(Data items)

::::::::

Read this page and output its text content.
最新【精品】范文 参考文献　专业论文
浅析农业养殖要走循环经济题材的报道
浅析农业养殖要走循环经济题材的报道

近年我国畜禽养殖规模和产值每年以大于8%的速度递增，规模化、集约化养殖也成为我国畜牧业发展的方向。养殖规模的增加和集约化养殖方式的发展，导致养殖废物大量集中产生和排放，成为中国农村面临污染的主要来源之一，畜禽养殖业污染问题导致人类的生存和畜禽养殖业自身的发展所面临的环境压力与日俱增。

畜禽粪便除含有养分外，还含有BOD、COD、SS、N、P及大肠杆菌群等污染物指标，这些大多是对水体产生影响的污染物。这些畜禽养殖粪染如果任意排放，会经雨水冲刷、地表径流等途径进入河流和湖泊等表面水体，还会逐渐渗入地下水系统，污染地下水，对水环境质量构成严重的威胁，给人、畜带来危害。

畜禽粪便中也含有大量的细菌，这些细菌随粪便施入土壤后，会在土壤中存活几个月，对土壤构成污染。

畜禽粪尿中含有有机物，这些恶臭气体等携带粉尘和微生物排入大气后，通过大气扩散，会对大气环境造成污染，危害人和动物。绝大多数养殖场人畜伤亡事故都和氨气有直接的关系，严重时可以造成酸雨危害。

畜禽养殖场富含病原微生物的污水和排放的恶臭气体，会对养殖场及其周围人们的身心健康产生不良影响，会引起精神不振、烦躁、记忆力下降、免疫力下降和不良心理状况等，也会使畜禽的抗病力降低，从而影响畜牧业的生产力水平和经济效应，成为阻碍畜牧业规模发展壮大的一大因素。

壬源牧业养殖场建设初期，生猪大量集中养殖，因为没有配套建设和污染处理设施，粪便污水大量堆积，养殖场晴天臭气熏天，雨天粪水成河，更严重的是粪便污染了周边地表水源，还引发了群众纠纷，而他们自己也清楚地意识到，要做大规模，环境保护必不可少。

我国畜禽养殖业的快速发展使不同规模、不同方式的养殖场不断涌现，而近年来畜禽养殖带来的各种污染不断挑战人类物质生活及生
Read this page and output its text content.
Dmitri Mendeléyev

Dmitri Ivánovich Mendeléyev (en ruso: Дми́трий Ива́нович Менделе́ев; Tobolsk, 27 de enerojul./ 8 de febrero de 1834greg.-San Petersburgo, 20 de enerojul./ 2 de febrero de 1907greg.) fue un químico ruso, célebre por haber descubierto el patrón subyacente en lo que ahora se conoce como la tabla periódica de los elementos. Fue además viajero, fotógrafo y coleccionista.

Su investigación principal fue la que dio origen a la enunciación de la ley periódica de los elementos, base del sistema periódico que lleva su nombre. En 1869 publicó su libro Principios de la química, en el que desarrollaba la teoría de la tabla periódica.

::::::::

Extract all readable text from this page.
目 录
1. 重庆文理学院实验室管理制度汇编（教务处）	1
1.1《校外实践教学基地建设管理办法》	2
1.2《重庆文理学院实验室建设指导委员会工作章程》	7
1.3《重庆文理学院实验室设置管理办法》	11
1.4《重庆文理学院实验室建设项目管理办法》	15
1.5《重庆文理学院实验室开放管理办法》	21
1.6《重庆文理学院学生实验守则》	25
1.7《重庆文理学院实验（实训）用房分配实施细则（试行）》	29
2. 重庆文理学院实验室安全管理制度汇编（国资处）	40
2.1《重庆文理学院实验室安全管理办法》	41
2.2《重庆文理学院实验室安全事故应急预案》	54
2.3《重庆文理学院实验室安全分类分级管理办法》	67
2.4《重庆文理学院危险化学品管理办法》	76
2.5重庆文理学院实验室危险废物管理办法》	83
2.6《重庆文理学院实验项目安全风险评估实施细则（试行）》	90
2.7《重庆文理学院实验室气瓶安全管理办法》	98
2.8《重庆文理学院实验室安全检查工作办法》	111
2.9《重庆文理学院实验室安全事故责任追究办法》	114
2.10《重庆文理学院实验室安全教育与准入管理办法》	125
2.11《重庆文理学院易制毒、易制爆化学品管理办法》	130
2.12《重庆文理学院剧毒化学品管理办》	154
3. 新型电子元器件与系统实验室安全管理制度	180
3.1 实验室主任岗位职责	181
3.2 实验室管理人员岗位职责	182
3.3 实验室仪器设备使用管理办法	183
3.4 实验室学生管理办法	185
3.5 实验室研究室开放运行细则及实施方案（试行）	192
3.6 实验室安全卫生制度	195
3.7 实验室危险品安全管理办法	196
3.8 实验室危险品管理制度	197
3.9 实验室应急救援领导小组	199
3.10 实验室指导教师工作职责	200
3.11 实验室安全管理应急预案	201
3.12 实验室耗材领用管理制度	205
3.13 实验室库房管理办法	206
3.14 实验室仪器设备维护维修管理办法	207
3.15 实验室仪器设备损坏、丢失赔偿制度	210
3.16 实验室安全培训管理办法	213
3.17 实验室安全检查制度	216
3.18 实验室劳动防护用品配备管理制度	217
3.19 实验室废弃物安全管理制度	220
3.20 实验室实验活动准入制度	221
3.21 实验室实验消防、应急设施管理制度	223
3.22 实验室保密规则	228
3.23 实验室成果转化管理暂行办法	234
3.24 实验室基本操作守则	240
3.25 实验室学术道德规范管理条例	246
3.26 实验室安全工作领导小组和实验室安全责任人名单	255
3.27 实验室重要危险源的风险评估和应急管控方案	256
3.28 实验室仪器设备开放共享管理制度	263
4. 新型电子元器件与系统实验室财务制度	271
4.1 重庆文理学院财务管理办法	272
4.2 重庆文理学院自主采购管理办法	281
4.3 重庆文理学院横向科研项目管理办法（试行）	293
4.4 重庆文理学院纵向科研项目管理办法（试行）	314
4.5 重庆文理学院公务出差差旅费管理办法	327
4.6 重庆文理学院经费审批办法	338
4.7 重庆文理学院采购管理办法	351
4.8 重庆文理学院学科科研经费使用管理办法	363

::::::::

§ Stated exercise: Using the listing above, locate the lines that hold "tabla" and copy each one.

§ Solution for this problem:
Dmitri Ivánovich Mendeléyev (en ruso: Дми́трий Ива́нович Менделе́ев; Tobolsk, 27 de enerojul./ 8 de febrero de 1834greg.-San Petersburgo, 20 de enerojul./ 2 de febrero de 1907greg.) fue un químico ruso, célebre por haber descubierto el patrón subyacente en lo que ahora se conoce como la tabla periódica de los elementos. Fue además viajero, fotógrafo y coleccionista.
Su investigación principal fue la que dio origen a la enunciación de la ley periódica de los elementos, base del sistema periódico que lleva su nombre. En 1869 publicó su libro Principios de la química, en el que desarrollaba la teoría de la tabla periódica.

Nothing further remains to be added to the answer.